* Start *

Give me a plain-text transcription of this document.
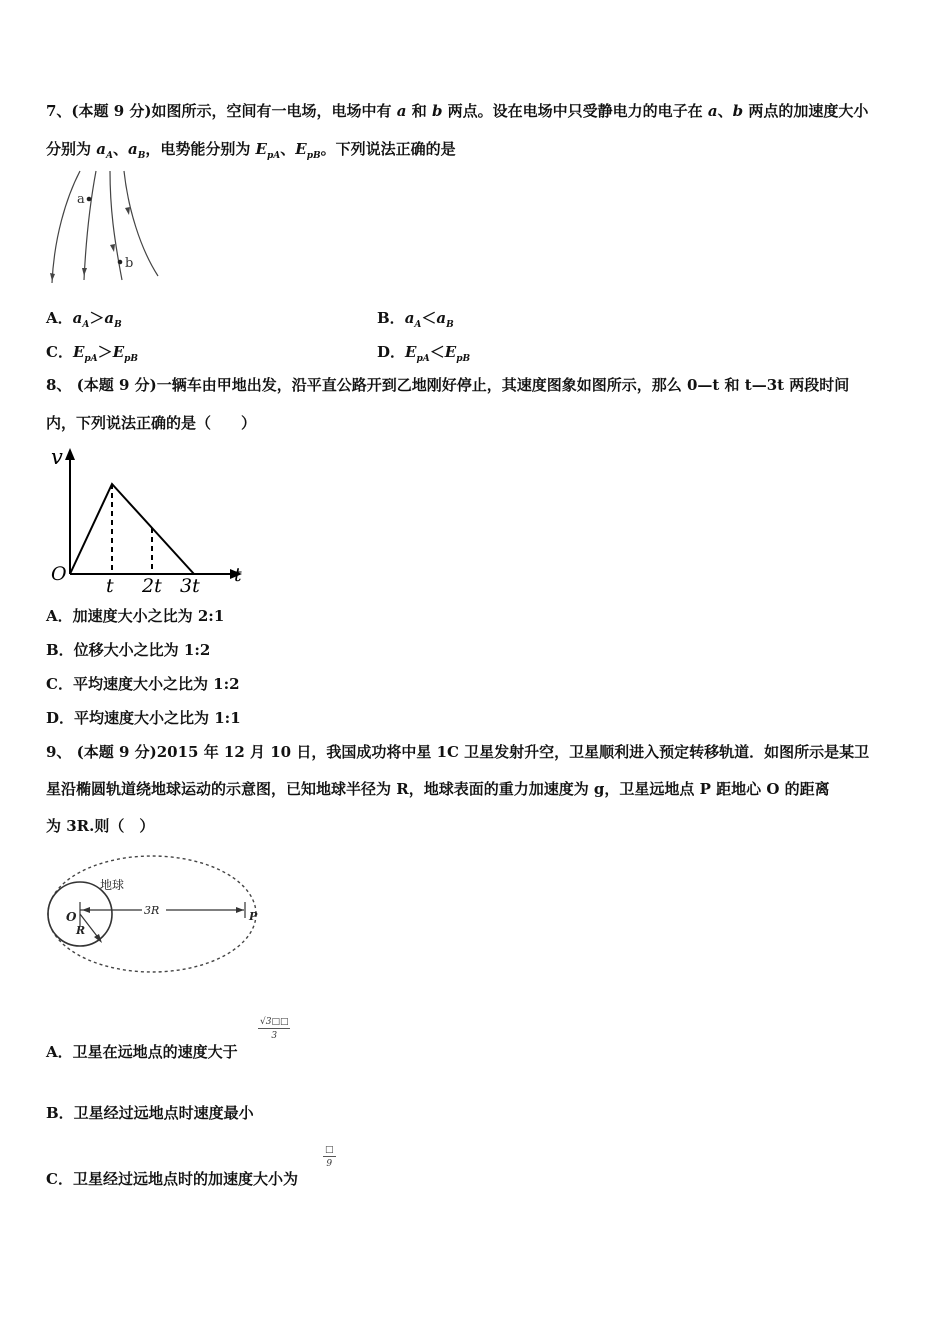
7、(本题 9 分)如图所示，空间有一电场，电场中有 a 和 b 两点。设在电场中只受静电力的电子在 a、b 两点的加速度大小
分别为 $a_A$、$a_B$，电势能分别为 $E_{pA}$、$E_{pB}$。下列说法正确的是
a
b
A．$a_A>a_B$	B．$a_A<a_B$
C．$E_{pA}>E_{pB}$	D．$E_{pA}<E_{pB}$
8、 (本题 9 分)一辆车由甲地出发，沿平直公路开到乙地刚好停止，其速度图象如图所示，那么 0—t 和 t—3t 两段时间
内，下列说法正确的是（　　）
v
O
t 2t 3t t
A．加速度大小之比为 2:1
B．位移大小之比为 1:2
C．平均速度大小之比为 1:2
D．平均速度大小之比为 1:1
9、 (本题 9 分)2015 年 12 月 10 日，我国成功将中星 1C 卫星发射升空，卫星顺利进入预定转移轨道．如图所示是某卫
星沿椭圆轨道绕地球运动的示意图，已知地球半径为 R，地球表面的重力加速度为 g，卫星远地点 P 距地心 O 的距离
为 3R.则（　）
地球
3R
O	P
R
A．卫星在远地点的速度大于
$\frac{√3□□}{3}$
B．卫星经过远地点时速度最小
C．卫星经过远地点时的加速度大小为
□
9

* End *

Exercise:
From the entries above, copy each line holding "下列说法正确的是".

Complete response:
分别为 $a_A$、$a_B$，电势能分别为 $E_{pA}$、$E_{pB}$。下列说法正确的是
内，下列说法正确的是（　　）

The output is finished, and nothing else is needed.